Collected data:
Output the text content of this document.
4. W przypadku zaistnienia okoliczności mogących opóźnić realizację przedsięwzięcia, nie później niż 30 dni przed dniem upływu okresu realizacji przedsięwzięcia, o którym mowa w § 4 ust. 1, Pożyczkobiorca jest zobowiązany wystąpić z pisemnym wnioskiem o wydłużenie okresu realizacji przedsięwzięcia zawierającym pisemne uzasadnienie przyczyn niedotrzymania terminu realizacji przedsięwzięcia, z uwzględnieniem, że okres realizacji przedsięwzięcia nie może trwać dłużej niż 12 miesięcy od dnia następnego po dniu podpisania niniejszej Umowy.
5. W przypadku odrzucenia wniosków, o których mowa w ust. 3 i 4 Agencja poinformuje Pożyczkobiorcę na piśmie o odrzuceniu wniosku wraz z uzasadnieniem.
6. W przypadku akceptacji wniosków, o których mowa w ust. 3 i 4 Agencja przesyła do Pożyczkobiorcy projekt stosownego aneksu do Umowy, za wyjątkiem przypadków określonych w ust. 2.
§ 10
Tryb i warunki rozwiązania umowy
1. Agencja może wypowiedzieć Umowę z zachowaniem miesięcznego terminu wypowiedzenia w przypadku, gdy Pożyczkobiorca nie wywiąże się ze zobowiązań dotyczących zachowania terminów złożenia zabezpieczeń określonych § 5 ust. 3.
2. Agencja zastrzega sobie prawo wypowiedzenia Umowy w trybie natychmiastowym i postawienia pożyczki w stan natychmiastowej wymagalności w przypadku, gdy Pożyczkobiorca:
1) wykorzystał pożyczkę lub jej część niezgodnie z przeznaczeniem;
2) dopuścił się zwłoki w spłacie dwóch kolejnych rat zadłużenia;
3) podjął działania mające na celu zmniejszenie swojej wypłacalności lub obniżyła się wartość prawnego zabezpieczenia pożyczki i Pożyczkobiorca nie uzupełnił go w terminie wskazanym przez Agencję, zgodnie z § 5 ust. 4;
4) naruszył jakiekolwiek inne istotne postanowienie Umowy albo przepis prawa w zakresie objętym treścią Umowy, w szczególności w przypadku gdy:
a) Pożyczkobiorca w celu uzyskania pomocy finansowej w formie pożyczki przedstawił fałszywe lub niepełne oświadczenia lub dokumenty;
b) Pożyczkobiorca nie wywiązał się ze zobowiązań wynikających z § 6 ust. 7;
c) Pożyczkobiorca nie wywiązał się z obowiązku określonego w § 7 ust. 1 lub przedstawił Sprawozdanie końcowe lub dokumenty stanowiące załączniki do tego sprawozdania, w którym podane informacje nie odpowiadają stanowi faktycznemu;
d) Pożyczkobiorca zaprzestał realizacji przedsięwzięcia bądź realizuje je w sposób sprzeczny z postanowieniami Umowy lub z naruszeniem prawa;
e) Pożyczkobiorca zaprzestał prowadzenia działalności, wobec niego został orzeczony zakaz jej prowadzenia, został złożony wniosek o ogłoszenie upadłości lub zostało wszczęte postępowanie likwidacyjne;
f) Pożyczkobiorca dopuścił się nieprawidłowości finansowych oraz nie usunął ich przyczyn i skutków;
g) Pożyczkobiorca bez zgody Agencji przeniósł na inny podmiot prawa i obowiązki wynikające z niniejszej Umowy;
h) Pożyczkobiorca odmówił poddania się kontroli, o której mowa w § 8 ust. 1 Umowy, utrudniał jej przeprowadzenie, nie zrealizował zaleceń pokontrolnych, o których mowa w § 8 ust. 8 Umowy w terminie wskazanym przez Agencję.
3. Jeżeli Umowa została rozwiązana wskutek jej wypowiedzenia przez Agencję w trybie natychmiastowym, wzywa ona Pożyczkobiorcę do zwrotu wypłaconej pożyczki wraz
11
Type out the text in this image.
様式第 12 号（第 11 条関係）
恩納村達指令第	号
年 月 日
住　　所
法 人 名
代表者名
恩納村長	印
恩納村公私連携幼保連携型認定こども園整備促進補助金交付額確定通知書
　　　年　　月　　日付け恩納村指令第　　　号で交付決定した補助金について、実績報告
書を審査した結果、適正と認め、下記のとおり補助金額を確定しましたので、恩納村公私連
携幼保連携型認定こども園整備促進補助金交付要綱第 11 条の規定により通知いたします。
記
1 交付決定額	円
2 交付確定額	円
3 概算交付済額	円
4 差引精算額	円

» **OBJECTIVE**
From the line with "Type out the text in this image." to the last line of the material, give every line again exactly, and only those lines.

» **RIGHT ANSWER**
Type out the text in this image.
様式第 12 号（第 11 条関係）
恩納村達指令第	号
年 月 日
住　　所
法 人 名
代表者名
恩納村長	印
恩納村公私連携幼保連携型認定こども園整備促進補助金交付額確定通知書
　　　年　　月　　日付け恩納村指令第　　　号で交付決定した補助金について、実績報告
書を審査した結果、適正と認め、下記のとおり補助金額を確定しましたので、恩納村公私連
携幼保連携型認定こども園整備促進補助金交付要綱第 11 条の規定により通知いたします。
記
1 交付決定額	円
2 交付確定額	円
3 概算交付済額	円
4 差引精算額	円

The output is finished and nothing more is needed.